Records for processing.

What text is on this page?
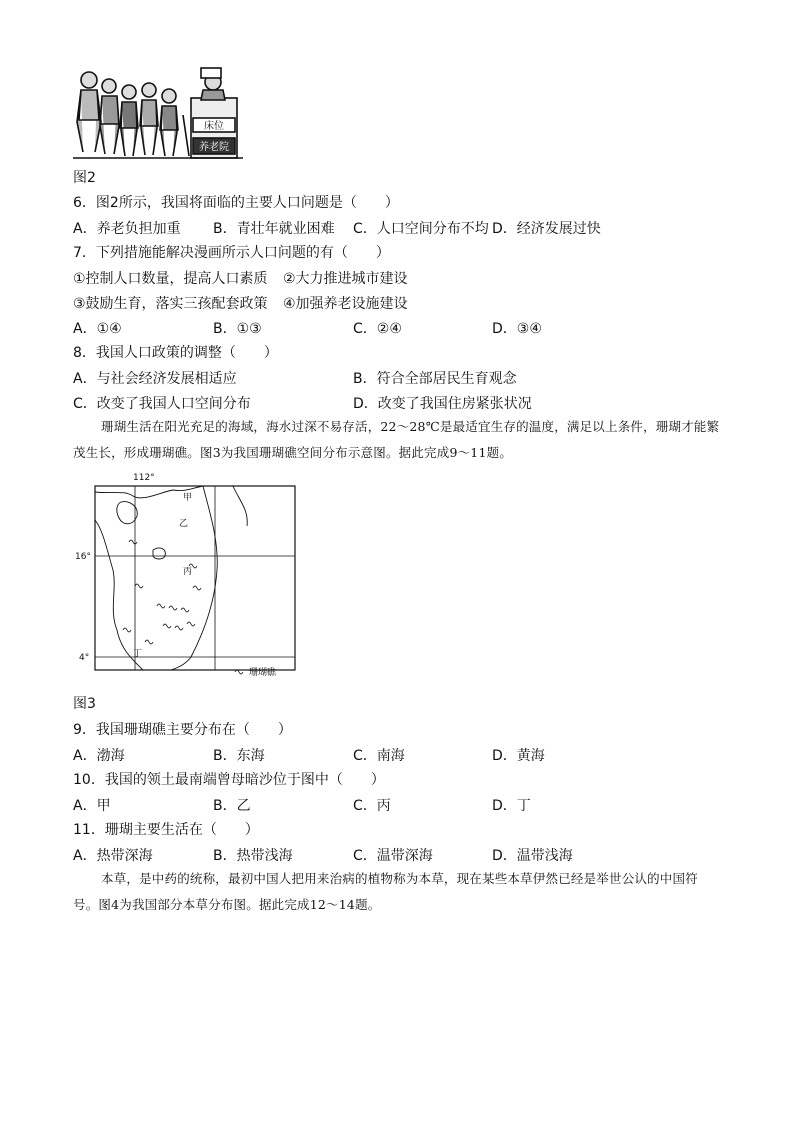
床位
养老院
图2
6．图2所示，我国将面临的主要人口问题是（　　）
A．养老负担加重 B．青壮年就业困难 C．人口空间分布不均 D．经济发展过快
7．下列措施能解决漫画所示人口问题的有（　　）
①控制人口数量，提高人口素质 ②大力推进城市建设
③鼓励生育，落实三孩配套政策 ④加强养老设施建设
A．①④	B．①③	C．②④	D．③④
8．我国人口政策的调整（　　）
A．与社会经济发展相适应	B．符合全部居民生育观念
C．改变了我国人口空间分布	D．改变了我国住房紧张状况
珊瑚生活在阳光充足的海域，海水过深不易存活，22～28℃是最适宜生存的温度，满足以上条件，珊瑚才能繁茂生长，形成珊瑚礁。图3为我国珊瑚礁空间分布示意图。据此完成9～11题。
112°
16°
4°
甲
乙
丙
丁
珊瑚礁
图3
9．我国珊瑚礁主要分布在（　　）
A．渤海	B．东海	C．南海	D．黄海
10．我国的领土最南端曾母暗沙位于图中（　　）
A．甲	B．乙	C．丙	D．丁
11．珊瑚主要生活在（　　）
A．热带深海	B．热带浅海	C．温带深海	D．温带浅海
本草，是中药的统称，最初中国人把用来治病的植物称为本草，现在某些本草伊然已经是举世公认的中国符号。图4为我国部分本草分布图。据此完成12～14题。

Exercise task.
Return each line from the material above exactly, but not the pictures.

Result of the exercise.
What text is on this page?
床位
养老院
图2
6．图2所示，我国将面临的主要人口问题是（　　）
A．养老负担加重 B．青壮年就业困难 C．人口空间分布不均 D．经济发展过快
7．下列措施能解决漫画所示人口问题的有（　　）
①控制人口数量，提高人口素质 ②大力推进城市建设
③鼓励生育，落实三孩配套政策 ④加强养老设施建设
A．①④	B．①③	C．②④	D．③④
8．我国人口政策的调整（　　）
A．与社会经济发展相适应	B．符合全部居民生育观念
C．改变了我国人口空间分布	D．改变了我国住房紧张状况
珊瑚生活在阳光充足的海域，海水过深不易存活，22～28℃是最适宜生存的温度，满足以上条件，珊瑚才能繁茂生长，形成珊瑚礁。图3为我国珊瑚礁空间分布示意图。据此完成9～11题。
112°
16°
4°
甲
乙
丙
丁
珊瑚礁
图3
9．我国珊瑚礁主要分布在（　　）
A．渤海	B．东海	C．南海	D．黄海
10．我国的领土最南端曾母暗沙位于图中（　　）
A．甲	B．乙	C．丙	D．丁
11．珊瑚主要生活在（　　）
A．热带深海	B．热带浅海	C．温带深海	D．温带浅海
本草，是中药的统称，最初中国人把用来治病的植物称为本草，现在某些本草伊然已经是举世公认的中国符号。图4为我国部分本草分布图。据此完成12～14题。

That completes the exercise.